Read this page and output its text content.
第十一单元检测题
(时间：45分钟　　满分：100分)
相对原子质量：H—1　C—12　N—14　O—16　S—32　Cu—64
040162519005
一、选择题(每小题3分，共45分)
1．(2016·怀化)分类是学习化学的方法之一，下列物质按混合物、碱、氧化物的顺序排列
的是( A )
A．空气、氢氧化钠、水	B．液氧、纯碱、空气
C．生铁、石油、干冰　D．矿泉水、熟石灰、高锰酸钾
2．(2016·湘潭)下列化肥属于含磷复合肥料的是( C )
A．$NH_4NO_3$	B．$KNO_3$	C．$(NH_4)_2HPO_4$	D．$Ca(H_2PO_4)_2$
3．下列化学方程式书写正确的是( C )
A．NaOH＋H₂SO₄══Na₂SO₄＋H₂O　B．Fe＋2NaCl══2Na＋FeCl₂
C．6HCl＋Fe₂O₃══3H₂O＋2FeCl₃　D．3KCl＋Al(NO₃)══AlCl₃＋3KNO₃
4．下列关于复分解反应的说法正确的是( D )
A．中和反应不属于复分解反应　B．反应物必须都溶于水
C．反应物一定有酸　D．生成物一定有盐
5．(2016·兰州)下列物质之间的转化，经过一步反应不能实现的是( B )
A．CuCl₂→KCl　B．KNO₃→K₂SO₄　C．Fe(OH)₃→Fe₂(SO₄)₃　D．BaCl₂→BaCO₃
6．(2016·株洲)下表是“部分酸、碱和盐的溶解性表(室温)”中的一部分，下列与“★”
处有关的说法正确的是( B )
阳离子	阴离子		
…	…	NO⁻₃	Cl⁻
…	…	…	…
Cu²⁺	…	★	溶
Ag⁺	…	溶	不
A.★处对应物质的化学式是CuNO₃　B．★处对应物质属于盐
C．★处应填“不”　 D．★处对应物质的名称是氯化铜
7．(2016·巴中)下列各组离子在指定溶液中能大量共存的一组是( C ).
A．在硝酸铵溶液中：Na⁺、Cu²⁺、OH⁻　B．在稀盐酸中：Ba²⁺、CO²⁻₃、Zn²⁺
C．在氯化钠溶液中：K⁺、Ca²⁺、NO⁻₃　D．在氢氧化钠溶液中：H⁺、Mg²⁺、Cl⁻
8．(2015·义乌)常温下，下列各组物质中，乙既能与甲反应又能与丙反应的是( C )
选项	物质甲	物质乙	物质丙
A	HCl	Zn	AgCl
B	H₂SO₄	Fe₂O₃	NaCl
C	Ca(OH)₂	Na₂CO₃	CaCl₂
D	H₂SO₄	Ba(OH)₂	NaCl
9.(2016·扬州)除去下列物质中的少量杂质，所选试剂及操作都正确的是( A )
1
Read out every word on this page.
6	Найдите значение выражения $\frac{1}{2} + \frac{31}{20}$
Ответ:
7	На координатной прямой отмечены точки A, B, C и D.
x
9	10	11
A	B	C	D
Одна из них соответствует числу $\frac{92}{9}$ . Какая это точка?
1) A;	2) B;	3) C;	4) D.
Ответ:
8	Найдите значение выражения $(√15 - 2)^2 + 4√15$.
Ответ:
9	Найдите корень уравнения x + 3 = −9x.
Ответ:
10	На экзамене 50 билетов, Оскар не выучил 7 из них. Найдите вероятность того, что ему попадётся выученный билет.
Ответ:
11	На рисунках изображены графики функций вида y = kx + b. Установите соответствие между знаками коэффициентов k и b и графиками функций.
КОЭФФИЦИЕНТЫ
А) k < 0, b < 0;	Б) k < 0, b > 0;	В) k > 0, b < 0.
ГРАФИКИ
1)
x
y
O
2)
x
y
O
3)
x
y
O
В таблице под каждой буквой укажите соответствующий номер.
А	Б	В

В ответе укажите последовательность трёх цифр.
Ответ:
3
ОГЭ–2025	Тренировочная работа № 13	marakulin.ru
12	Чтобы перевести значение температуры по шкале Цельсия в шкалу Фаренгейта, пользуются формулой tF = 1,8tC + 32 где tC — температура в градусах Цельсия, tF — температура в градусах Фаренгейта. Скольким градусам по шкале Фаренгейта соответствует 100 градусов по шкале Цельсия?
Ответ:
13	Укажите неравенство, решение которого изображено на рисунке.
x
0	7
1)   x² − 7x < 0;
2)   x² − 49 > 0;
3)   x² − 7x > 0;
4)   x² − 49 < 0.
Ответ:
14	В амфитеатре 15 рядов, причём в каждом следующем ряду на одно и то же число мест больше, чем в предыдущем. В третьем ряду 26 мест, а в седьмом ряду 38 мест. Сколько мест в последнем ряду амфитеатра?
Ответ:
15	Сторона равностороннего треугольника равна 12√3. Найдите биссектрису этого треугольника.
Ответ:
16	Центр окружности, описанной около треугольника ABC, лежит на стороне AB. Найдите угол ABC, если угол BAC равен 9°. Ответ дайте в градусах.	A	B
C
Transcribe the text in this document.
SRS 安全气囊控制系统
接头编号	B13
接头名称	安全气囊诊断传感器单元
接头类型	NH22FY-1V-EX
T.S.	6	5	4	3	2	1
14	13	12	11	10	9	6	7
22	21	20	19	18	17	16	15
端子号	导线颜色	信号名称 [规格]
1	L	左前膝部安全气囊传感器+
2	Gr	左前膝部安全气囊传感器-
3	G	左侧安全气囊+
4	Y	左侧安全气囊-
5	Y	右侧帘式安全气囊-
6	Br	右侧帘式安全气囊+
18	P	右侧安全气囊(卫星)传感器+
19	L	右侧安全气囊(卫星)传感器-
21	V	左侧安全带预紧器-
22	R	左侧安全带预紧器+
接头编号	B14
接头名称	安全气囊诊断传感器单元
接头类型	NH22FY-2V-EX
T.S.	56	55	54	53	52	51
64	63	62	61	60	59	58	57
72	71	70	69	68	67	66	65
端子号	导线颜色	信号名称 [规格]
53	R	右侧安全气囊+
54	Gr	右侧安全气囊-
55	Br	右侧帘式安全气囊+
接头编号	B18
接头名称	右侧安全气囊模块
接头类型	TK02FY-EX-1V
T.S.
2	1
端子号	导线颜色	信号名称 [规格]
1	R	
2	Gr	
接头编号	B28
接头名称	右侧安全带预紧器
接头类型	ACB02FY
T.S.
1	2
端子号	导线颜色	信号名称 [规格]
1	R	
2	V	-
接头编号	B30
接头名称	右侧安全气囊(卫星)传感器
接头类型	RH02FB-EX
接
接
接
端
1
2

Written task =>
Reproduce the records above exactly as they appear.

Answer =>
Read this page and output its text content.
第十一单元检测题
(时间：45分钟　　满分：100分)
相对原子质量：H—1　C—12　N—14　O—16　S—32　Cu—64
040162519005
一、选择题(每小题3分，共45分)
1．(2016·怀化)分类是学习化学的方法之一，下列物质按混合物、碱、氧化物的顺序排列
的是( A )
A．空气、氢氧化钠、水	B．液氧、纯碱、空气
C．生铁、石油、干冰　D．矿泉水、熟石灰、高锰酸钾
2．(2016·湘潭)下列化肥属于含磷复合肥料的是( C )
A．$NH_4NO_3$	B．$KNO_3$	C．$(NH_4)_2HPO_4$	D．$Ca(H_2PO_4)_2$
3．下列化学方程式书写正确的是( C )
A．NaOH＋H₂SO₄══Na₂SO₄＋H₂O　B．Fe＋2NaCl══2Na＋FeCl₂
C．6HCl＋Fe₂O₃══3H₂O＋2FeCl₃　D．3KCl＋Al(NO₃)══AlCl₃＋3KNO₃
4．下列关于复分解反应的说法正确的是( D )
A．中和反应不属于复分解反应　B．反应物必须都溶于水
C．反应物一定有酸　D．生成物一定有盐
5．(2016·兰州)下列物质之间的转化，经过一步反应不能实现的是( B )
A．CuCl₂→KCl　B．KNO₃→K₂SO₄　C．Fe(OH)₃→Fe₂(SO₄)₃　D．BaCl₂→BaCO₃
6．(2016·株洲)下表是“部分酸、碱和盐的溶解性表(室温)”中的一部分，下列与“★”
处有关的说法正确的是( B )
阳离子	阴离子		
…	…	NO⁻₃	Cl⁻
…	…	…	…
Cu²⁺	…	★	溶
Ag⁺	…	溶	不
A.★处对应物质的化学式是CuNO₃　B．★处对应物质属于盐
C．★处应填“不”　 D．★处对应物质的名称是氯化铜
7．(2016·巴中)下列各组离子在指定溶液中能大量共存的一组是( C ).
A．在硝酸铵溶液中：Na⁺、Cu²⁺、OH⁻　B．在稀盐酸中：Ba²⁺、CO²⁻₃、Zn²⁺
C．在氯化钠溶液中：K⁺、Ca²⁺、NO⁻₃　D．在氢氧化钠溶液中：H⁺、Mg²⁺、Cl⁻
8．(2015·义乌)常温下，下列各组物质中，乙既能与甲反应又能与丙反应的是( C )
选项	物质甲	物质乙	物质丙
A	HCl	Zn	AgCl
B	H₂SO₄	Fe₂O₃	NaCl
C	Ca(OH)₂	Na₂CO₃	CaCl₂
D	H₂SO₄	Ba(OH)₂	NaCl
9.(2016·扬州)除去下列物质中的少量杂质，所选试剂及操作都正确的是( A )
1
Read out every word on this page.
6	Найдите значение выражения $\frac{1}{2} + \frac{31}{20}$
Ответ:
7	На координатной прямой отмечены точки A, B, C и D.
x
9	10	11
A	B	C	D
Одна из них соответствует числу $\frac{92}{9}$ . Какая это точка?
1) A;	2) B;	3) C;	4) D.
Ответ:
8	Найдите значение выражения $(√15 - 2)^2 + 4√15$.
Ответ:
9	Найдите корень уравнения x + 3 = −9x.
Ответ:
10	На экзамене 50 билетов, Оскар не выучил 7 из них. Найдите вероятность того, что ему попадётся выученный билет.
Ответ:
11	На рисунках изображены графики функций вида y = kx + b. Установите соответствие между знаками коэффициентов k и b и графиками функций.
КОЭФФИЦИЕНТЫ
А) k < 0, b < 0;	Б) k < 0, b > 0;	В) k > 0, b < 0.
ГРАФИКИ
1)
x
y
O
2)
x
y
O
3)
x
y
O
В таблице под каждой буквой укажите соответствующий номер.
А	Б	В

В ответе укажите последовательность трёх цифр.
Ответ:
3
ОГЭ–2025	Тренировочная работа № 13	marakulin.ru
12	Чтобы перевести значение температуры по шкале Цельсия в шкалу Фаренгейта, пользуются формулой tF = 1,8tC + 32 где tC — температура в градусах Цельсия, tF — температура в градусах Фаренгейта. Скольким градусам по шкале Фаренгейта соответствует 100 градусов по шкале Цельсия?
Ответ:
13	Укажите неравенство, решение которого изображено на рисунке.
x
0	7
1)   x² − 7x < 0;
2)   x² − 49 > 0;
3)   x² − 7x > 0;
4)   x² − 49 < 0.
Ответ:
14	В амфитеатре 15 рядов, причём в каждом следующем ряду на одно и то же число мест больше, чем в предыдущем. В третьем ряду 26 мест, а в седьмом ряду 38 мест. Сколько мест в последнем ряду амфитеатра?
Ответ:
15	Сторона равностороннего треугольника равна 12√3. Найдите биссектрису этого треугольника.
Ответ:
16	Центр окружности, описанной около треугольника ABC, лежит на стороне AB. Найдите угол ABC, если угол BAC равен 9°. Ответ дайте в градусах.	A	B
C
Transcribe the text in this document.
SRS 安全气囊控制系统
接头编号	B13
接头名称	安全气囊诊断传感器单元
接头类型	NH22FY-1V-EX
T.S.	6	5	4	3	2	1
14	13	12	11	10	9	6	7
22	21	20	19	18	17	16	15
端子号	导线颜色	信号名称 [规格]
1	L	左前膝部安全气囊传感器+
2	Gr	左前膝部安全气囊传感器-
3	G	左侧安全气囊+
4	Y	左侧安全气囊-
5	Y	右侧帘式安全气囊-
6	Br	右侧帘式安全气囊+
18	P	右侧安全气囊(卫星)传感器+
19	L	右侧安全气囊(卫星)传感器-
21	V	左侧安全带预紧器-
22	R	左侧安全带预紧器+
接头编号	B14
接头名称	安全气囊诊断传感器单元
接头类型	NH22FY-2V-EX
T.S.	56	55	54	53	52	51
64	63	62	61	60	59	58	57
72	71	70	69	68	67	66	65
端子号	导线颜色	信号名称 [规格]
53	R	右侧安全气囊+
54	Gr	右侧安全气囊-
55	Br	右侧帘式安全气囊+
接头编号	B18
接头名称	右侧安全气囊模块
接头类型	TK02FY-EX-1V
T.S.
2	1
端子号	导线颜色	信号名称 [规格]
1	R	
2	Gr	
接头编号	B28
接头名称	右侧安全带预紧器
接头类型	ACB02FY
T.S.
1	2
端子号	导线颜色	信号名称 [规格]
1	R	
2	V	-
接头编号	B30
接头名称	右侧安全气囊(卫星)传感器
接头类型	RH02FB-EX
接
接
接
端
1
2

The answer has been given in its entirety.